[START Items]

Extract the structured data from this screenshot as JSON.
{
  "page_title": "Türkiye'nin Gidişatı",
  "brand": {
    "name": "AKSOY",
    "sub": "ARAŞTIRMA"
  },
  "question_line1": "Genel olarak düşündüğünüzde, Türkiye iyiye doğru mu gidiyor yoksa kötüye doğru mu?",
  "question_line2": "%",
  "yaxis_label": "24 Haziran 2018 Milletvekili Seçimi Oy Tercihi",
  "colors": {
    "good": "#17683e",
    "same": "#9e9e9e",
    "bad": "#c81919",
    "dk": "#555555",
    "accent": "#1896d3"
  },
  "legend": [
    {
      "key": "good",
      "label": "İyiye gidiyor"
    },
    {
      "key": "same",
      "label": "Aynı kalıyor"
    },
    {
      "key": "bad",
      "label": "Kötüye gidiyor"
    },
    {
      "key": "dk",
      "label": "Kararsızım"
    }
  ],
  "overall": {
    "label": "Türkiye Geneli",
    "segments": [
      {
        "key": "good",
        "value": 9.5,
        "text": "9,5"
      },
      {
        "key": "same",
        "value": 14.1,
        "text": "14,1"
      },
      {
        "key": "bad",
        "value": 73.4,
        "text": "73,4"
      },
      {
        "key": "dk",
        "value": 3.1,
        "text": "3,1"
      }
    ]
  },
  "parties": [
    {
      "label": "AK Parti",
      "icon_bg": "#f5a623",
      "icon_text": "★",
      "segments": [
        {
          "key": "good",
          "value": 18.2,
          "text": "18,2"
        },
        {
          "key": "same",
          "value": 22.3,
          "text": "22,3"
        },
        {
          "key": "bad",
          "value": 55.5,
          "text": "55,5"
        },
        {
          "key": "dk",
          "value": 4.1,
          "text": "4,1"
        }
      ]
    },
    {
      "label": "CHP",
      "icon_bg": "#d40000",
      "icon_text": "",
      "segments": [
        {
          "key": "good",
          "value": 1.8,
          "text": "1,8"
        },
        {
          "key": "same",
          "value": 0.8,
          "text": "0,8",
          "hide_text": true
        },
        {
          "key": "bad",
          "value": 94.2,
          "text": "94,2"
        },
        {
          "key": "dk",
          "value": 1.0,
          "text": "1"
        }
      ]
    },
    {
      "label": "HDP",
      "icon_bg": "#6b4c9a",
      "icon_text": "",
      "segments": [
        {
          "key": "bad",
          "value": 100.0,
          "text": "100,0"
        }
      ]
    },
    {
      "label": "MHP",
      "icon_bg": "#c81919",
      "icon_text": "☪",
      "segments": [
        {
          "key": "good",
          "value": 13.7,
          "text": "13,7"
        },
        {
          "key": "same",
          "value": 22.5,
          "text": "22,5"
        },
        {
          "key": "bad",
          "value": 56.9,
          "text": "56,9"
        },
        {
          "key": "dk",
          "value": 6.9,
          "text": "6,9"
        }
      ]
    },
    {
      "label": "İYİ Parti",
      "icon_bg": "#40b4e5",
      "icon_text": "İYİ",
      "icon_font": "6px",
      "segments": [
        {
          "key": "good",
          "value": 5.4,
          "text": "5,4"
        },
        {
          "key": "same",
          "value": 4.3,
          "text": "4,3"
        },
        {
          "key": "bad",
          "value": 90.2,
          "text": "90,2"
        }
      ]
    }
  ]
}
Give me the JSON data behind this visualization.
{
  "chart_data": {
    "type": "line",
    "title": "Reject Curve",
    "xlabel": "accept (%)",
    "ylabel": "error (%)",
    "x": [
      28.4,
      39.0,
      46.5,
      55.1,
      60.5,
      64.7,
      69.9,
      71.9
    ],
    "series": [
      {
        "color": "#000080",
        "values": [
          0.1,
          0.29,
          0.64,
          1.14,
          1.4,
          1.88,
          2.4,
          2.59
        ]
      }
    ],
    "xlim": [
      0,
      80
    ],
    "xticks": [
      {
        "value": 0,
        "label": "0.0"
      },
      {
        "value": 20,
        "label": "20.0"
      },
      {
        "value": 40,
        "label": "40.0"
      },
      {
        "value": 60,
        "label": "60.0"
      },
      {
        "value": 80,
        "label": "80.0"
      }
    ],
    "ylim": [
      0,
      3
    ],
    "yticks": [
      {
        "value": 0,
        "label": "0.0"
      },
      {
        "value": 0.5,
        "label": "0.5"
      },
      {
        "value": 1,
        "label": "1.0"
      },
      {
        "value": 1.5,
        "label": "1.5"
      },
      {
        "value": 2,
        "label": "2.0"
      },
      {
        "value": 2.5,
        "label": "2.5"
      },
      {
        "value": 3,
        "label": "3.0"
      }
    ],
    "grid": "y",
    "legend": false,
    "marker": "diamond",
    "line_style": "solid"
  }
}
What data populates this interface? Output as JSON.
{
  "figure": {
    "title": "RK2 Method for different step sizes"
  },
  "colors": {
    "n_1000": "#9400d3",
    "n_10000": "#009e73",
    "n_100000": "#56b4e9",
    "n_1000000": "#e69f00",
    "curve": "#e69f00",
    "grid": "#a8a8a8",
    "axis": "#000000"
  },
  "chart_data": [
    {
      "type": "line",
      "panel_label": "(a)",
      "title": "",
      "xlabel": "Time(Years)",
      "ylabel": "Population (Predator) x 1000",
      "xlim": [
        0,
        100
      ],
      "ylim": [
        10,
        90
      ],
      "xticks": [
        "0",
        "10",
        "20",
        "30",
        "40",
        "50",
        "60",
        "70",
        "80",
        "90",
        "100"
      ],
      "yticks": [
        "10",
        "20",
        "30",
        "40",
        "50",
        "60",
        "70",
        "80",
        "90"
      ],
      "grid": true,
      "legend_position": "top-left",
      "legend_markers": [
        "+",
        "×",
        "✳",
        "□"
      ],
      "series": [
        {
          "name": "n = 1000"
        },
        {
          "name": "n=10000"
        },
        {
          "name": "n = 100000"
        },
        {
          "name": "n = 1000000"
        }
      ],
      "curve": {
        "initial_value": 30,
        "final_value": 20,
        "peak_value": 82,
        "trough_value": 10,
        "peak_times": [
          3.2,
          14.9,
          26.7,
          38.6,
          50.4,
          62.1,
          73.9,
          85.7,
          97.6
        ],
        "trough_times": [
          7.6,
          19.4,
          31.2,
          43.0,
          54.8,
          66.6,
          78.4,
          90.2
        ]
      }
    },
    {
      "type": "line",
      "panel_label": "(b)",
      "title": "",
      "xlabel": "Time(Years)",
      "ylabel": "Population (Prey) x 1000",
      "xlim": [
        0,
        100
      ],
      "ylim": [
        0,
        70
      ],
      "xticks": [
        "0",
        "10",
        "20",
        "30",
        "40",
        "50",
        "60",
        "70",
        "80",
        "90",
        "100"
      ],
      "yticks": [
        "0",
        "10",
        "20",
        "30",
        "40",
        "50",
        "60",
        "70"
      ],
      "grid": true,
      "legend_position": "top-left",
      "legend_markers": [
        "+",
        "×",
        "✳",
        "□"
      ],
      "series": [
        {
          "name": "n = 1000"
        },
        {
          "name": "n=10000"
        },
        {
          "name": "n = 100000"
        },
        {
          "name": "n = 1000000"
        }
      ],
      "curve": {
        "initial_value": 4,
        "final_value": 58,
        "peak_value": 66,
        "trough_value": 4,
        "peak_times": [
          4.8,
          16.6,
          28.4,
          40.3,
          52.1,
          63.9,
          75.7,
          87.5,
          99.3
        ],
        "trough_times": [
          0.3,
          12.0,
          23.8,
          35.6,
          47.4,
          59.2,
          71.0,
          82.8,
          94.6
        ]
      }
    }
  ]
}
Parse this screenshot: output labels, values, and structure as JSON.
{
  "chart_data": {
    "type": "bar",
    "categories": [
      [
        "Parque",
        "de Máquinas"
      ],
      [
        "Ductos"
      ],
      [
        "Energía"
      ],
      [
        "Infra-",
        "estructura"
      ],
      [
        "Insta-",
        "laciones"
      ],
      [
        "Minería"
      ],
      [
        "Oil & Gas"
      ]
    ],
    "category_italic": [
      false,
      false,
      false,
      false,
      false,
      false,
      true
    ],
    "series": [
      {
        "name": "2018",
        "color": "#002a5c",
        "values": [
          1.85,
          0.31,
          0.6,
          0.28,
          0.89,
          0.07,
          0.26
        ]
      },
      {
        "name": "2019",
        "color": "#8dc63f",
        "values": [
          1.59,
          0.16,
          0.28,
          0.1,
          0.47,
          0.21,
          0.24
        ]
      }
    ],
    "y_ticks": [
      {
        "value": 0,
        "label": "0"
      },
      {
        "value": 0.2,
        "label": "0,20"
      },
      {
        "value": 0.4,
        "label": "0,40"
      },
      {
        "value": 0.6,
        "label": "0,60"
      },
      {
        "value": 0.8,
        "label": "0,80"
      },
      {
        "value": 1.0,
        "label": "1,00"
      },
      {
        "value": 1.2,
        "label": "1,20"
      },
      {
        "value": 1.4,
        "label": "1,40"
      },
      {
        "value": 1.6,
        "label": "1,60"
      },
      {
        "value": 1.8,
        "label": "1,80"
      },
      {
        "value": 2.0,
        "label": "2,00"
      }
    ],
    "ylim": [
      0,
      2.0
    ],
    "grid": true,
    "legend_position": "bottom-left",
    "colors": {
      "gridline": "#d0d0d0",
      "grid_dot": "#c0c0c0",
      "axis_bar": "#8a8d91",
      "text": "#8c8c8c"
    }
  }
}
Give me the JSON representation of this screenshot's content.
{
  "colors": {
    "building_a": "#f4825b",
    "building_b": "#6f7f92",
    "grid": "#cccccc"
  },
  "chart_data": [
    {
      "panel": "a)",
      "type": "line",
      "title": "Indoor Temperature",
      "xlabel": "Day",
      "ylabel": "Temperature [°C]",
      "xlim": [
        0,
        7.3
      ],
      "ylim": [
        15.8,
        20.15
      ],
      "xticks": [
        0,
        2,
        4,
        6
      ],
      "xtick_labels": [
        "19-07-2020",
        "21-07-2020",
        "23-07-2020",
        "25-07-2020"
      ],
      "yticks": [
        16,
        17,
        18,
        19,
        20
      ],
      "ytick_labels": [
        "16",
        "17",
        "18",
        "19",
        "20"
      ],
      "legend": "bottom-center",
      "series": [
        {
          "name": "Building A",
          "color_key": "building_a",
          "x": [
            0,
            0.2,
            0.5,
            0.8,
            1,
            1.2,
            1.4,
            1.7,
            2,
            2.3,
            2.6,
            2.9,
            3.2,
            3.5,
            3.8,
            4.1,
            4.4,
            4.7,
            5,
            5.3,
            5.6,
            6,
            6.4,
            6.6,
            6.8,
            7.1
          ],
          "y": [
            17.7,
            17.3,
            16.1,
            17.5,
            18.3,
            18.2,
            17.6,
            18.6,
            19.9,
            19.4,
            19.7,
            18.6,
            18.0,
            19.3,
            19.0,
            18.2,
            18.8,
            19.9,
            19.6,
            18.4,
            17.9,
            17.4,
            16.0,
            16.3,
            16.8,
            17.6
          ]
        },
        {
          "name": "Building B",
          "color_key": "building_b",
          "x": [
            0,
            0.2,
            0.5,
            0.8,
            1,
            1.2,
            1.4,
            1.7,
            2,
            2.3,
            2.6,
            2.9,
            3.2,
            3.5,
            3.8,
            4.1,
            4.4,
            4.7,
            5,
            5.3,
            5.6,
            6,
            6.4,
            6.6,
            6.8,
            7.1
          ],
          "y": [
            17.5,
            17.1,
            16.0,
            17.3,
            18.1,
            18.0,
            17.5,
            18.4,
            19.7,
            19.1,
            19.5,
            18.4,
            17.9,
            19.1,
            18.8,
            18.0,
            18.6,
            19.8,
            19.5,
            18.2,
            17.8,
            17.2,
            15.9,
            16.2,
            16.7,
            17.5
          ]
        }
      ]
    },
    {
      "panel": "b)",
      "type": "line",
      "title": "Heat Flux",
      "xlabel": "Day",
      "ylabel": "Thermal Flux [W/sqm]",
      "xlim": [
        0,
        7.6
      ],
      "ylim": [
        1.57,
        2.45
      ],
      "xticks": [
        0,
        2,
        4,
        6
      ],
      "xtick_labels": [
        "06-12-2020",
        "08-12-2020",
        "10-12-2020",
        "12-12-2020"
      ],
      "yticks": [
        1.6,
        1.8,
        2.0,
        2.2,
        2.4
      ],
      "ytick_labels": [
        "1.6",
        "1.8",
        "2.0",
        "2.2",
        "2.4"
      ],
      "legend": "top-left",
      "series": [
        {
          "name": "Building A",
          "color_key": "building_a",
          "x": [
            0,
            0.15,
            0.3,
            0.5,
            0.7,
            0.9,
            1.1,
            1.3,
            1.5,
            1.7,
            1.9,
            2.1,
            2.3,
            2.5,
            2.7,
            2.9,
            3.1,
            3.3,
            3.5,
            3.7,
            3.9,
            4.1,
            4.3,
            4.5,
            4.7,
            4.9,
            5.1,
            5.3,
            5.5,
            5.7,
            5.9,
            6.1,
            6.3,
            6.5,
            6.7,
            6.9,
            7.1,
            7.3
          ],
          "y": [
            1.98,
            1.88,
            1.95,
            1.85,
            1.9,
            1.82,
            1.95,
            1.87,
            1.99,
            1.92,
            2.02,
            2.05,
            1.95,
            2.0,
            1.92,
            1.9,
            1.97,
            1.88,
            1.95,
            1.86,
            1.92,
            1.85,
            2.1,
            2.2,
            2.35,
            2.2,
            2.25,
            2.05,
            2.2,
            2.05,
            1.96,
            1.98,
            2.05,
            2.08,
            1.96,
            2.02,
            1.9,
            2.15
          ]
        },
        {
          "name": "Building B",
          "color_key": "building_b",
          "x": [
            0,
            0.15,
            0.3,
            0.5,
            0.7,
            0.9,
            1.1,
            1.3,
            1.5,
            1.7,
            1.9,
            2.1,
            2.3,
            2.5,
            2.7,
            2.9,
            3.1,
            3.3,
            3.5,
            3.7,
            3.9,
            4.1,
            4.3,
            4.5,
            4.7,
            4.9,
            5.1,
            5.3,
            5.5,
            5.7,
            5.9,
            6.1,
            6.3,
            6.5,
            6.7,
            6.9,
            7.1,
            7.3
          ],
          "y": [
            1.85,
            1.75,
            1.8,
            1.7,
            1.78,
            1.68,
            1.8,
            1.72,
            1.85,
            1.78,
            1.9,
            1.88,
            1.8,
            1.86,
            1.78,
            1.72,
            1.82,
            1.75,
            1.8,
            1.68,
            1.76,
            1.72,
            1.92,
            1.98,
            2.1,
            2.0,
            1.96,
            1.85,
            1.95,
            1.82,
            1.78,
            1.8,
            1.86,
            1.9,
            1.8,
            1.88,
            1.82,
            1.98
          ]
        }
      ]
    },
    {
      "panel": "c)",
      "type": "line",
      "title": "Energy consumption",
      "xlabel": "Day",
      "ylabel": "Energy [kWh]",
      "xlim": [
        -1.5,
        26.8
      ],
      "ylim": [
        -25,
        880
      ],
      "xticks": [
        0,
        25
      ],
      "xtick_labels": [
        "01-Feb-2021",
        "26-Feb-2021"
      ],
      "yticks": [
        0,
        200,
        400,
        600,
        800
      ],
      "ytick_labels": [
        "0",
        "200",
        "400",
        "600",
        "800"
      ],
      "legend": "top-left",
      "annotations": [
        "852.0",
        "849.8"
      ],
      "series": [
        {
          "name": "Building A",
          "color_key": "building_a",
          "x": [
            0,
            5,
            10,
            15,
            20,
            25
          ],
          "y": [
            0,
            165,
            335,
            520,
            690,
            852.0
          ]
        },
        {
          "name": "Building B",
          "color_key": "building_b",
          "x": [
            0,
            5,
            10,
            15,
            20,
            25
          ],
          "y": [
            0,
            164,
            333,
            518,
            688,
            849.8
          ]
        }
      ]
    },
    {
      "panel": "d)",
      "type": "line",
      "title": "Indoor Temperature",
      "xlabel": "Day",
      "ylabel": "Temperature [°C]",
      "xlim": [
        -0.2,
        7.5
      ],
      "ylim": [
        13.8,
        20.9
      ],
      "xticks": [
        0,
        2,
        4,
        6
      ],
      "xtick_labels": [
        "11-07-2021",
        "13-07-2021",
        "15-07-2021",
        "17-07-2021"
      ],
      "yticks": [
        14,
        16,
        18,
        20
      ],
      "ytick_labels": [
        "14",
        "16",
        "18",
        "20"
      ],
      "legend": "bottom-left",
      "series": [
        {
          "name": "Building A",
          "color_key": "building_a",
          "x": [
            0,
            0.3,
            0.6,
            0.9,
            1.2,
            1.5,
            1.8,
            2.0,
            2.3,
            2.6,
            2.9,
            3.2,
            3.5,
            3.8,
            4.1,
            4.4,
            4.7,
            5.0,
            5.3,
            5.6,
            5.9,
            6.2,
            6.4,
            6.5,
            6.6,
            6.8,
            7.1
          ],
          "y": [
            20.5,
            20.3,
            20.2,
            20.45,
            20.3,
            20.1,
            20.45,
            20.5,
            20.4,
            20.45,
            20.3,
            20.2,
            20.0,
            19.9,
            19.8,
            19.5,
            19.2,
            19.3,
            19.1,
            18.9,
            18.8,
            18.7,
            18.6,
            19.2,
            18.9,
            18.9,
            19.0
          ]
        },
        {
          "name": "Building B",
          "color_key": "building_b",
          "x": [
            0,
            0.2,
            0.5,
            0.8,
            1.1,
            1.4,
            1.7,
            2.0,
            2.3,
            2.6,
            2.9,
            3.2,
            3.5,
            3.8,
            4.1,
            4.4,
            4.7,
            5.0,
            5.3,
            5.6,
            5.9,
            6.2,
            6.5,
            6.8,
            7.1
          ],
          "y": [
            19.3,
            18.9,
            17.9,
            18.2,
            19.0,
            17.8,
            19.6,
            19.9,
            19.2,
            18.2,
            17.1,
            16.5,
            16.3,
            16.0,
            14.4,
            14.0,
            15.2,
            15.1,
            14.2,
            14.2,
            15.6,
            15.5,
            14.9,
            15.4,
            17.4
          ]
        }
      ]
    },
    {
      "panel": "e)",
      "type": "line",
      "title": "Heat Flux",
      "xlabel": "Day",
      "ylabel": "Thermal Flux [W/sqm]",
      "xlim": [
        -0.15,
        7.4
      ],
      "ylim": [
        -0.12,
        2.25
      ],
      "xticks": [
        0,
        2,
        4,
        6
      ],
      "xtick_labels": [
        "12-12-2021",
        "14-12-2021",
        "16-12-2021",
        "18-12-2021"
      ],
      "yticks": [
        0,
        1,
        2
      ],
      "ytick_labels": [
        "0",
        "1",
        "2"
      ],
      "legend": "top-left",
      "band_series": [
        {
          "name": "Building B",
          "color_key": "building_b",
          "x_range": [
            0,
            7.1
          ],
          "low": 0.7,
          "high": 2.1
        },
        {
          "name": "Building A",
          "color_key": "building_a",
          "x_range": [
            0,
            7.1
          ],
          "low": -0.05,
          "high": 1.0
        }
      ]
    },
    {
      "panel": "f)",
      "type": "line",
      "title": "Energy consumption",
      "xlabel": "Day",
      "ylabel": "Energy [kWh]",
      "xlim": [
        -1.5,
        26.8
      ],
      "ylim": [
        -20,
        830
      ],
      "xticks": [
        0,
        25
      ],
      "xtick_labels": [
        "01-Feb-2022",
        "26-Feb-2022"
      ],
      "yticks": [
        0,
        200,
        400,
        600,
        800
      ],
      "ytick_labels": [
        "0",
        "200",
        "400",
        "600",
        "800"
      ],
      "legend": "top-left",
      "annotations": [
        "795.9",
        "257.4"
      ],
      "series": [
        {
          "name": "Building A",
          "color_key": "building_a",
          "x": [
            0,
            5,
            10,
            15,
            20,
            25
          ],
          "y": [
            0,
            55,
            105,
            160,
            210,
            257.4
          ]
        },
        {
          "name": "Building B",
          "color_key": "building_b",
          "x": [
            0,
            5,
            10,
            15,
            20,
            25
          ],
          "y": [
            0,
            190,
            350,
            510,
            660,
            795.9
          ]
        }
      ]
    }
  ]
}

[END Items]

▶ Given instruction: Find the lines above that contain the word "JSON" and collect them.

▶ Answer to this problem:
Extract the structured data from this screenshot as JSON.
Give me the JSON data behind this visualization.
What data populates this interface? Output as JSON.
Parse this screenshot: output labels, values, and structure as JSON.
Give me the JSON representation of this screenshot's content.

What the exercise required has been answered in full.